● **TASK GOAL**
Skip the pictures and extract all of the lines exactly as written.

● **DATASET**
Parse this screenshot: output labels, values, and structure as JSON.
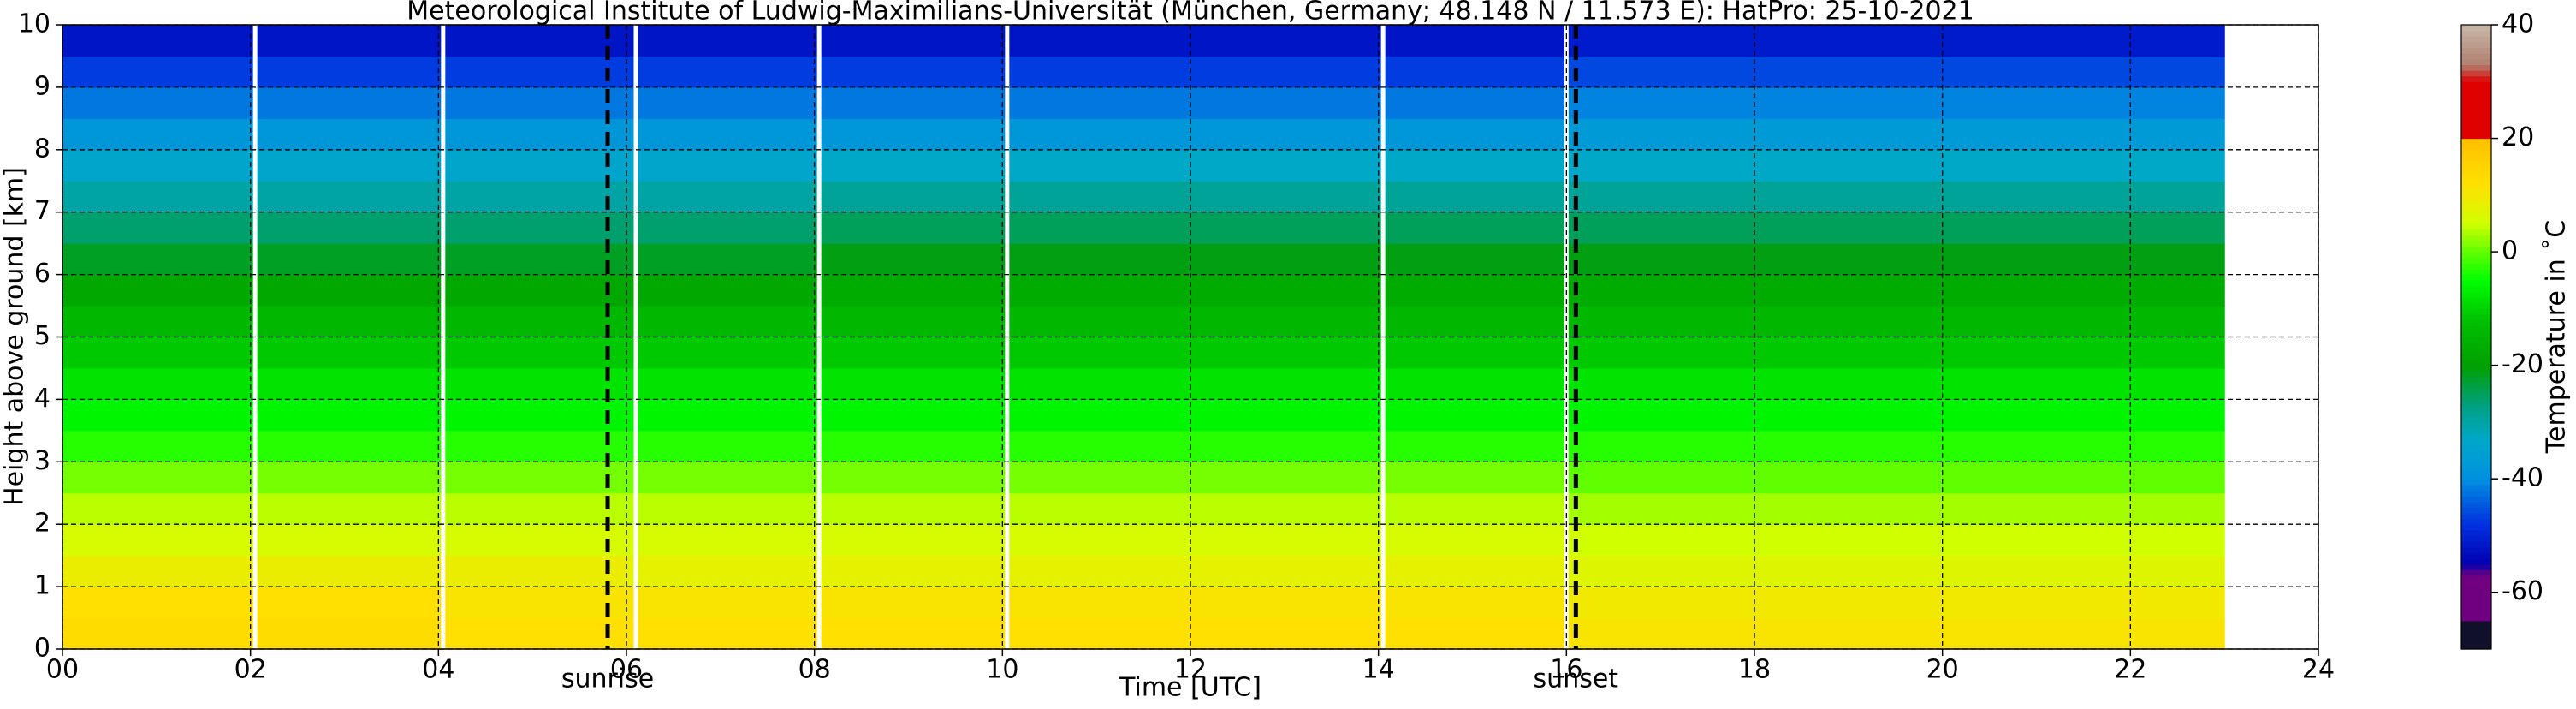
{
  "chart_data": {
    "type": "heatmap",
    "title": "Meteorological Institute of Ludwig-Maximilians-Universität (München, Germany; 48.148 N / 11.573 E):    HatPro: 25-10-2021",
    "xlabel": "Time [UTC]",
    "ylabel": "Height above ground [km]",
    "colorbar_label": "Temperature in ˚C",
    "xlim": [
      0,
      24
    ],
    "ylim": [
      0,
      10
    ],
    "xticks": [
      {
        "value": 0,
        "label": "00"
      },
      {
        "value": 2,
        "label": "02"
      },
      {
        "value": 4,
        "label": "04"
      },
      {
        "value": 6,
        "label": "06"
      },
      {
        "value": 8,
        "label": "08"
      },
      10,
      12,
      14,
      16,
      18,
      20,
      22,
      24
    ],
    "yticks": [
      0,
      1,
      2,
      3,
      4,
      5,
      6,
      7,
      8,
      9,
      10
    ],
    "grid": true,
    "x_bins": [
      0,
      2,
      4,
      6,
      8,
      10,
      12,
      14,
      16,
      18,
      20,
      22,
      23
    ],
    "y_bins": [
      0,
      0.5,
      1,
      1.5,
      2,
      2.5,
      3,
      3.5,
      4,
      4.5,
      5,
      5.5,
      6,
      6.5,
      7,
      7.5,
      8,
      8.5,
      9,
      9.5,
      10
    ],
    "values": [
      [
        13,
        13,
        12,
        12,
        12,
        12,
        12,
        12,
        11,
        11,
        11,
        11
      ],
      [
        12,
        12,
        11,
        11,
        11,
        11,
        11,
        11,
        10,
        10,
        10,
        10
      ],
      [
        9,
        9,
        9,
        8,
        8,
        8,
        8,
        8,
        7,
        7,
        7,
        7
      ],
      [
        6,
        6,
        6,
        6,
        6,
        6,
        6,
        6,
        5,
        5,
        5,
        5
      ],
      [
        4,
        4,
        4,
        4,
        4,
        4,
        4,
        4,
        3,
        3,
        3,
        3
      ],
      [
        1,
        1,
        1,
        1,
        1,
        1,
        1,
        1,
        0,
        0,
        0,
        0
      ],
      [
        -3,
        -3,
        -3,
        -3,
        -3,
        -3,
        -3,
        -3,
        -3,
        -3,
        -3,
        -3
      ],
      [
        -6,
        -6,
        -6,
        -6,
        -6,
        -6,
        -6,
        -6,
        -6,
        -6,
        -6,
        -6
      ],
      [
        -8,
        -8,
        -8,
        -8,
        -8,
        -8,
        -8,
        -8,
        -8,
        -8,
        -8,
        -8
      ],
      [
        -11,
        -11,
        -11,
        -11,
        -11,
        -11,
        -11,
        -11,
        -11,
        -11,
        -11,
        -11
      ],
      [
        -14,
        -14,
        -14,
        -14,
        -14,
        -14,
        -14,
        -14,
        -14,
        -14,
        -14,
        -14
      ],
      [
        -18,
        -18,
        -18,
        -18,
        -17,
        -17,
        -17,
        -17,
        -17,
        -17,
        -17,
        -17
      ],
      [
        -22,
        -22,
        -22,
        -22,
        -21,
        -21,
        -21,
        -21,
        -21,
        -21,
        -21,
        -21
      ],
      [
        -26,
        -26,
        -26,
        -26,
        -25,
        -25,
        -25,
        -25,
        -25,
        -25,
        -25,
        -25
      ],
      [
        -30,
        -30,
        -30,
        -30,
        -29,
        -29,
        -29,
        -29,
        -29,
        -29,
        -29,
        -29
      ],
      [
        -34,
        -34,
        -34,
        -34,
        -33,
        -33,
        -33,
        -33,
        -33,
        -33,
        -33,
        -33
      ],
      [
        -38,
        -38,
        -38,
        -38,
        -38,
        -38,
        -38,
        -38,
        -37,
        -37,
        -37,
        -37
      ],
      [
        -42,
        -42,
        -42,
        -42,
        -42,
        -42,
        -42,
        -42,
        -41,
        -41,
        -41,
        -41
      ],
      [
        -47,
        -47,
        -47,
        -47,
        -47,
        -47,
        -47,
        -47,
        -46,
        -46,
        -46,
        -46
      ],
      [
        -52,
        -52,
        -52,
        -52,
        -52,
        -52,
        -52,
        -52,
        -51,
        -51,
        -51,
        -51
      ]
    ],
    "data_gaps": [
      2.05,
      4.05,
      6.1,
      8.05,
      10.05,
      14.05,
      16.0
    ],
    "annotations": [
      {
        "x": 5.8,
        "label": "sunrise"
      },
      {
        "x": 16.1,
        "label": "sunset"
      }
    ],
    "colorbar_lim": [
      -70,
      40
    ],
    "colorbar_ticks": [
      -60,
      -40,
      -20,
      0,
      20,
      40
    ],
    "colorscale": [
      [
        -70,
        "#10102a"
      ],
      [
        -65,
        "#10102a"
      ],
      [
        -65,
        "#700080"
      ],
      [
        -57,
        "#700080"
      ],
      [
        -55,
        "#0000b0"
      ],
      [
        -48,
        "#0030e0"
      ],
      [
        -40,
        "#0090e0"
      ],
      [
        -33,
        "#00a8c8"
      ],
      [
        -27,
        "#00a080"
      ],
      [
        -20,
        "#00a000"
      ],
      [
        -12,
        "#00c000"
      ],
      [
        -5,
        "#00ff00"
      ],
      [
        0,
        "#60ff00"
      ],
      [
        5,
        "#d0ff00"
      ],
      [
        12,
        "#ffe000"
      ],
      [
        20,
        "#ffc000"
      ],
      [
        20,
        "#e00000"
      ],
      [
        30,
        "#e00000"
      ],
      [
        33,
        "#b08070"
      ],
      [
        40,
        "#c8b8a8"
      ]
    ]
  }
}
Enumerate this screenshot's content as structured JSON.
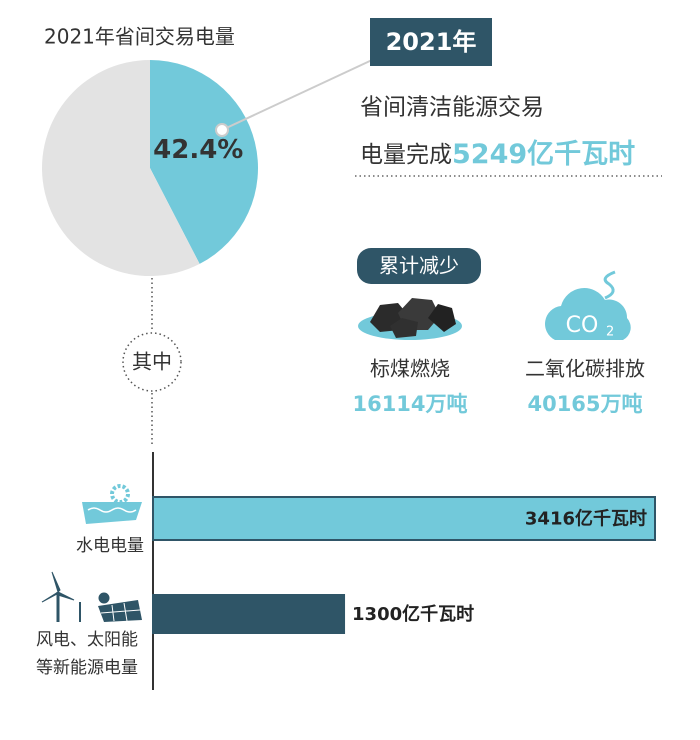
{
  "chart_data": [
    {
      "type": "pie",
      "title": "2021年省间交易电量",
      "values": [
        42.4,
        57.6
      ],
      "value_labels": [
        "42.4%",
        null
      ],
      "colors": [
        "#72c9da",
        "#e3e3e3"
      ]
    },
    {
      "type": "bar",
      "orientation": "horizontal",
      "categories": [
        "水电电量",
        "风电、太阳能等新能源电量"
      ],
      "values": [
        3416,
        1300
      ],
      "value_labels": [
        "3416亿千瓦时",
        "1300亿千瓦时"
      ],
      "colors": [
        "#72c9da",
        "#2f5567"
      ]
    }
  ],
  "callout": {
    "year": "2021年",
    "line1": "省间清洁能源交易",
    "line2": "电量完成",
    "amount": "5249亿千瓦时"
  },
  "reduction": {
    "title": "累计减少",
    "items": [
      {
        "label": "标煤燃烧",
        "amount": "16114万吨"
      },
      {
        "label": "二氧化碳排放",
        "amount": "40165万吨"
      }
    ],
    "icon_text": "CO",
    "icon_sub": "2"
  },
  "breakdown_label": "其中"
}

● **IN RESPONSE**
Parse this screenshot: output labels, values, and structure as JSON.
{
  "chart_data": {
    "type": "heatmap",
    "title": "Meteorological Institute of Ludwig-Maximilians-Universität (München, Germany; 48.148 N / 11.573 E):    HatPro: 25-10-2021",
    "xlabel": "Time [UTC]",
    "ylabel": "Height above ground [km]",
    "colorbar_label": "Temperature in ˚C",
    "xlim": [
      0,
      24
    ],
    "ylim": [
      0,
      10
    ],
    "xticks": [
      {
        "value": 0,
        "label": "00"
      },
      {
        "value": 2,
        "label": "02"
      },
      {
        "value": 4,
        "label": "04"
      },
      {
        "value": 6,
        "label": "06"
      },
      {
        "value": 8,
        "label": "08"
      },
      10,
      12,
      14,
      16,
      18,
      20,
      22,
      24
    ],
    "yticks": [
      0,
      1,
      2,
      3,
      4,
      5,
      6,
      7,
      8,
      9,
      10
    ],
    "grid": true,
    "x_bins": [
      0,
      2,
      4,
      6,
      8,
      10,
      12,
      14,
      16,
      18,
      20,
      22,
      23
    ],
    "y_bins": [
      0,
      0.5,
      1,
      1.5,
      2,
      2.5,
      3,
      3.5,
      4,
      4.5,
      5,
      5.5,
      6,
      6.5,
      7,
      7.5,
      8,
      8.5,
      9,
      9.5,
      10
    ],
    "values": [
      [
        13,
        13,
        12,
        12,
        12,
        12,
        12,
        12,
        11,
        11,
        11,
        11
      ],
      [
        12,
        12,
        11,
        11,
        11,
        11,
        11,
        11,
        10,
        10,
        10,
        10
      ],
      [
        9,
        9,
        9,
        8,
        8,
        8,
        8,
        8,
        7,
        7,
        7,
        7
      ],
      [
        6,
        6,
        6,
        6,
        6,
        6,
        6,
        6,
        5,
        5,
        5,
        5
      ],
      [
        4,
        4,
        4,
        4,
        4,
        4,
        4,
        4,
        3,
        3,
        3,
        3
      ],
      [
        1,
        1,
        1,
        1,
        1,
        1,
        1,
        1,
        0,
        0,
        0,
        0
      ],
      [
        -3,
        -3,
        -3,
        -3,
        -3,
        -3,
        -3,
        -3,
        -3,
        -3,
        -3,
        -3
      ],
      [
        -6,
        -6,
        -6,
        -6,
        -6,
        -6,
        -6,
        -6,
        -6,
        -6,
        -6,
        -6
      ],
      [
        -8,
        -8,
        -8,
        -8,
        -8,
        -8,
        -8,
        -8,
        -8,
        -8,
        -8,
        -8
      ],
      [
        -11,
        -11,
        -11,
        -11,
        -11,
        -11,
        -11,
        -11,
        -11,
        -11,
        -11,
        -11
      ],
      [
        -14,
        -14,
        -14,
        -14,
        -14,
        -14,
        -14,
        -14,
        -14,
        -14,
        -14,
        -14
      ],
      [
        -18,
        -18,
        -18,
        -18,
        -17,
        -17,
        -17,
        -17,
        -17,
        -17,
        -17,
        -17
      ],
      [
        -22,
        -22,
        -22,
        -22,
        -21,
        -21,
        -21,
        -21,
        -21,
        -21,
        -21,
        -21
      ],
      [
        -26,
        -26,
        -26,
        -26,
        -25,
        -25,
        -25,
        -25,
        -25,
        -25,
        -25,
        -25
      ],
      [
        -30,
        -30,
        -30,
        -30,
        -29,
        -29,
        -29,
        -29,
        -29,
        -29,
        -29,
        -29
      ],
      [
        -34,
        -34,
        -34,
        -34,
        -33,
        -33,
        -33,
        -33,
        -33,
        -33,
        -33,
        -33
      ],
      [
        -38,
        -38,
        -38,
        -38,
        -38,
        -38,
        -38,
        -38,
        -37,
        -37,
        -37,
        -37
      ],
      [
        -42,
        -42,
        -42,
        -42,
        -42,
        -42,
        -42,
        -42,
        -41,
        -41,
        -41,
        -41
      ],
      [
        -47,
        -47,
        -47,
        -47,
        -47,
        -47,
        -47,
        -47,
        -46,
        -46,
        -46,
        -46
      ],
      [
        -52,
        -52,
        -52,
        -52,
        -52,
        -52,
        -52,
        -52,
        -51,
        -51,
        -51,
        -51
      ]
    ],
    "data_gaps": [
      2.05,
      4.05,
      6.1,
      8.05,
      10.05,
      14.05,
      16.0
    ],
    "annotations": [
      {
        "x": 5.8,
        "label": "sunrise"
      },
      {
        "x": 16.1,
        "label": "sunset"
      }
    ],
    "colorbar_lim": [
      -70,
      40
    ],
    "colorbar_ticks": [
      -60,
      -40,
      -20,
      0,
      20,
      40
    ],
    "colorscale": [
      [
        -70,
        "#10102a"
      ],
      [
        -65,
        "#10102a"
      ],
      [
        -65,
        "#700080"
      ],
      [
        -57,
        "#700080"
      ],
      [
        -55,
        "#0000b0"
      ],
      [
        -48,
        "#0030e0"
      ],
      [
        -40,
        "#0090e0"
      ],
      [
        -33,
        "#00a8c8"
      ],
      [
        -27,
        "#00a080"
      ],
      [
        -20,
        "#00a000"
      ],
      [
        -12,
        "#00c000"
      ],
      [
        -5,
        "#00ff00"
      ],
      [
        0,
        "#60ff00"
      ],
      [
        5,
        "#d0ff00"
      ],
      [
        12,
        "#ffe000"
      ],
      [
        20,
        "#ffc000"
      ],
      [
        20,
        "#e00000"
      ],
      [
        30,
        "#e00000"
      ],
      [
        33,
        "#b08070"
      ],
      [
        40,
        "#c8b8a8"
      ]
    ]
  }
}
Enumerate this screenshot's content as structured JSON.
{
  "chart_data": [
    {
      "type": "pie",
      "title": "2021年省间交易电量",
      "values": [
        42.4,
        57.6
      ],
      "value_labels": [
        "42.4%",
        null
      ],
      "colors": [
        "#72c9da",
        "#e3e3e3"
      ]
    },
    {
      "type": "bar",
      "orientation": "horizontal",
      "categories": [
        "水电电量",
        "风电、太阳能等新能源电量"
      ],
      "values": [
        3416,
        1300
      ],
      "value_labels": [
        "3416亿千瓦时",
        "1300亿千瓦时"
      ],
      "colors": [
        "#72c9da",
        "#2f5567"
      ]
    }
  ],
  "callout": {
    "year": "2021年",
    "line1": "省间清洁能源交易",
    "line2": "电量完成",
    "amount": "5249亿千瓦时"
  },
  "reduction": {
    "title": "累计减少",
    "items": [
      {
        "label": "标煤燃烧",
        "amount": "16114万吨"
      },
      {
        "label": "二氧化碳排放",
        "amount": "40165万吨"
      }
    ],
    "icon_text": "CO",
    "icon_sub": "2"
  },
  "breakdown_label": "其中"
}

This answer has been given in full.